» What you will do
Scan the records for the string "přímo"; copy each line where it occurs.

[Data items]
START

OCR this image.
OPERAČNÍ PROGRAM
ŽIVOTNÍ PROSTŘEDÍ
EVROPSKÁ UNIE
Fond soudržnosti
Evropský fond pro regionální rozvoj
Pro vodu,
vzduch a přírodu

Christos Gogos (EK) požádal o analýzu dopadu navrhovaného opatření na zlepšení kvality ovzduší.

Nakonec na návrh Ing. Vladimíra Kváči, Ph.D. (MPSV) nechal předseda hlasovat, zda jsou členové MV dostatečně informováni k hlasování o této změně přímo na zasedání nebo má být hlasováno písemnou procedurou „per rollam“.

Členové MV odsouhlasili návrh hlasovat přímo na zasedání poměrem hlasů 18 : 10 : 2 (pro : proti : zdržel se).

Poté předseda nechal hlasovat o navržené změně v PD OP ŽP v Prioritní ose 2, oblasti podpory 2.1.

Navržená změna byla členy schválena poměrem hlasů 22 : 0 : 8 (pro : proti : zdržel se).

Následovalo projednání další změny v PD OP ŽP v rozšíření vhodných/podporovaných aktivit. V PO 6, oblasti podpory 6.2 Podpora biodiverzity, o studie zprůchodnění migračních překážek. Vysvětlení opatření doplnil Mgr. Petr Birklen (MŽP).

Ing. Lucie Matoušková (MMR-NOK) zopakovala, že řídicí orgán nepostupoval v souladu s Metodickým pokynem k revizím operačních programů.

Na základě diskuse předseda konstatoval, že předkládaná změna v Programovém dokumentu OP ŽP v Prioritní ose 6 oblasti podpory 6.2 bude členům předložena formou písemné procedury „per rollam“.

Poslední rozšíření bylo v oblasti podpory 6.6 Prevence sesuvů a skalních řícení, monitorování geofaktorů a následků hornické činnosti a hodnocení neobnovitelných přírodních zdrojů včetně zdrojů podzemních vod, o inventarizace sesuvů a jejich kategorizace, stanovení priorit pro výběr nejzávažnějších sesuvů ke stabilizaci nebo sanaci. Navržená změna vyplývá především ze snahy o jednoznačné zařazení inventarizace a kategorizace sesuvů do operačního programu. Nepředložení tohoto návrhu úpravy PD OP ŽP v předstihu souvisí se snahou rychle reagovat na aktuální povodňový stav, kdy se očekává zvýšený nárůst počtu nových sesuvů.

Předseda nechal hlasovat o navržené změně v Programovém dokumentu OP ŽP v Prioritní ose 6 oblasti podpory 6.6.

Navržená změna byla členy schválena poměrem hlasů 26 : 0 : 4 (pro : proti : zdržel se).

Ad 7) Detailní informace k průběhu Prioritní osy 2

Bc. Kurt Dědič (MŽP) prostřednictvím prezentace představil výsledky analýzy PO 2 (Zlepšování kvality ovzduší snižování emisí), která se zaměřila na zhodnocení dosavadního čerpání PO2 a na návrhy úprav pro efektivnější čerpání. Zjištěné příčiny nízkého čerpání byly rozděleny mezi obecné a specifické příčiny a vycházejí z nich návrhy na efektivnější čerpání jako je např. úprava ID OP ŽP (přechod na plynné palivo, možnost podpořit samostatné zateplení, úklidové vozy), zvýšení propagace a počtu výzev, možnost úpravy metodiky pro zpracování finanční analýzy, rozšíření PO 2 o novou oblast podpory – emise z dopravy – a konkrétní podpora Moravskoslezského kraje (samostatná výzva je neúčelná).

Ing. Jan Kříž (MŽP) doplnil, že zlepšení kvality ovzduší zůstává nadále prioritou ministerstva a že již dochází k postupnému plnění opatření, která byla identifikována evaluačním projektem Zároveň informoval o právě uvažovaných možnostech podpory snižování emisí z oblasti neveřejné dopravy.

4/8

END
START

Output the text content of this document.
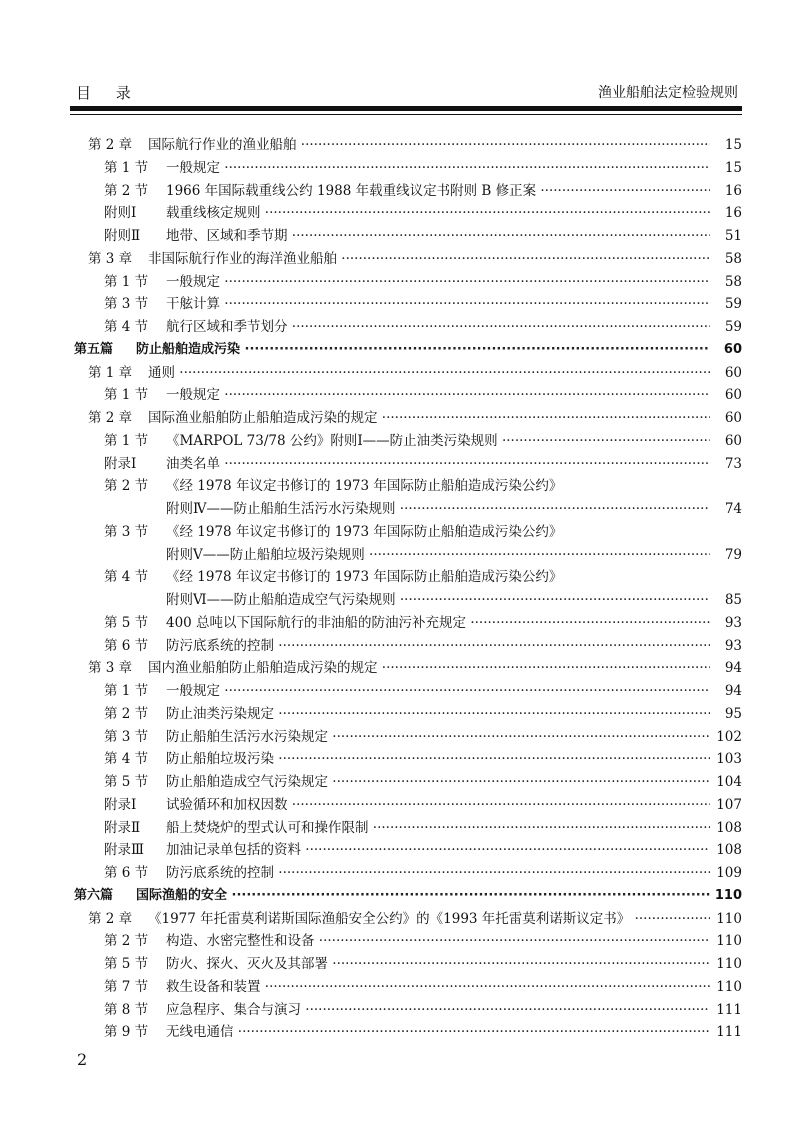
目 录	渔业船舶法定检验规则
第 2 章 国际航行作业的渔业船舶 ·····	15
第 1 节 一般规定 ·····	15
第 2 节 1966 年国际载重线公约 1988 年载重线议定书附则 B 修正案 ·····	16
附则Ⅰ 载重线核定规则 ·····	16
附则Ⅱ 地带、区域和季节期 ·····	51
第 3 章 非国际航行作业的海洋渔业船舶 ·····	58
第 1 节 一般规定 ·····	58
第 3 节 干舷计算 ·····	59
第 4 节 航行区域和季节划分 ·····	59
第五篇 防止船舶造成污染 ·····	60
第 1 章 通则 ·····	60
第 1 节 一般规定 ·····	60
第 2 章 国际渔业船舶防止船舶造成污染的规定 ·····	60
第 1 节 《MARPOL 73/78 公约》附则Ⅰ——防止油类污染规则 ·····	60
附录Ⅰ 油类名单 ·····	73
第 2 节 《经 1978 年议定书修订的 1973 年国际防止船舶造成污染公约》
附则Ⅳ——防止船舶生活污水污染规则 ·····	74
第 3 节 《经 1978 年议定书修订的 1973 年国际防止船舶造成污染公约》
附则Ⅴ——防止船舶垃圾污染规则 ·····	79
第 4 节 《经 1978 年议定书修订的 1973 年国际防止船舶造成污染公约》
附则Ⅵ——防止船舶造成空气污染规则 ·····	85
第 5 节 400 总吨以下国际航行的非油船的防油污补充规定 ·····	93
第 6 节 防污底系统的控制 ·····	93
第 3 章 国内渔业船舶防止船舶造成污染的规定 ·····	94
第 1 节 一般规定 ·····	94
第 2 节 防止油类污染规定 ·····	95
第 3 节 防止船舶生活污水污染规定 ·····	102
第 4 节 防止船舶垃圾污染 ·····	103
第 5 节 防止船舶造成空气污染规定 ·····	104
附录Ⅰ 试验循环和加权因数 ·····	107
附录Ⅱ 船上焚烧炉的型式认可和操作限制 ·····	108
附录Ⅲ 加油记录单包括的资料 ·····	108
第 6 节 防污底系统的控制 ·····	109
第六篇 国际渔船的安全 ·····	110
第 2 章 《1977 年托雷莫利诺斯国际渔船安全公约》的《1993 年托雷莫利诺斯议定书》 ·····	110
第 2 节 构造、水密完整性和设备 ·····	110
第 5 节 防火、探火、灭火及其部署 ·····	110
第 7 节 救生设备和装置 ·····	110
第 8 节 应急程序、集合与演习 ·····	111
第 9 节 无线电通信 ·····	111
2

END

» Task response
Nakonec na návrh Ing. Vladimíra Kváči, Ph.D. (MPSV) nechal předseda hlasovat, zda jsou členové MV dostatečně informováni k hlasování o této změně přímo na zasedání nebo má být hlasováno písemnou procedurou „per rollam“.
Členové MV odsouhlasili návrh hlasovat přímo na zasedání poměrem hlasů 18 : 10 : 2 (pro : proti : zdržel se).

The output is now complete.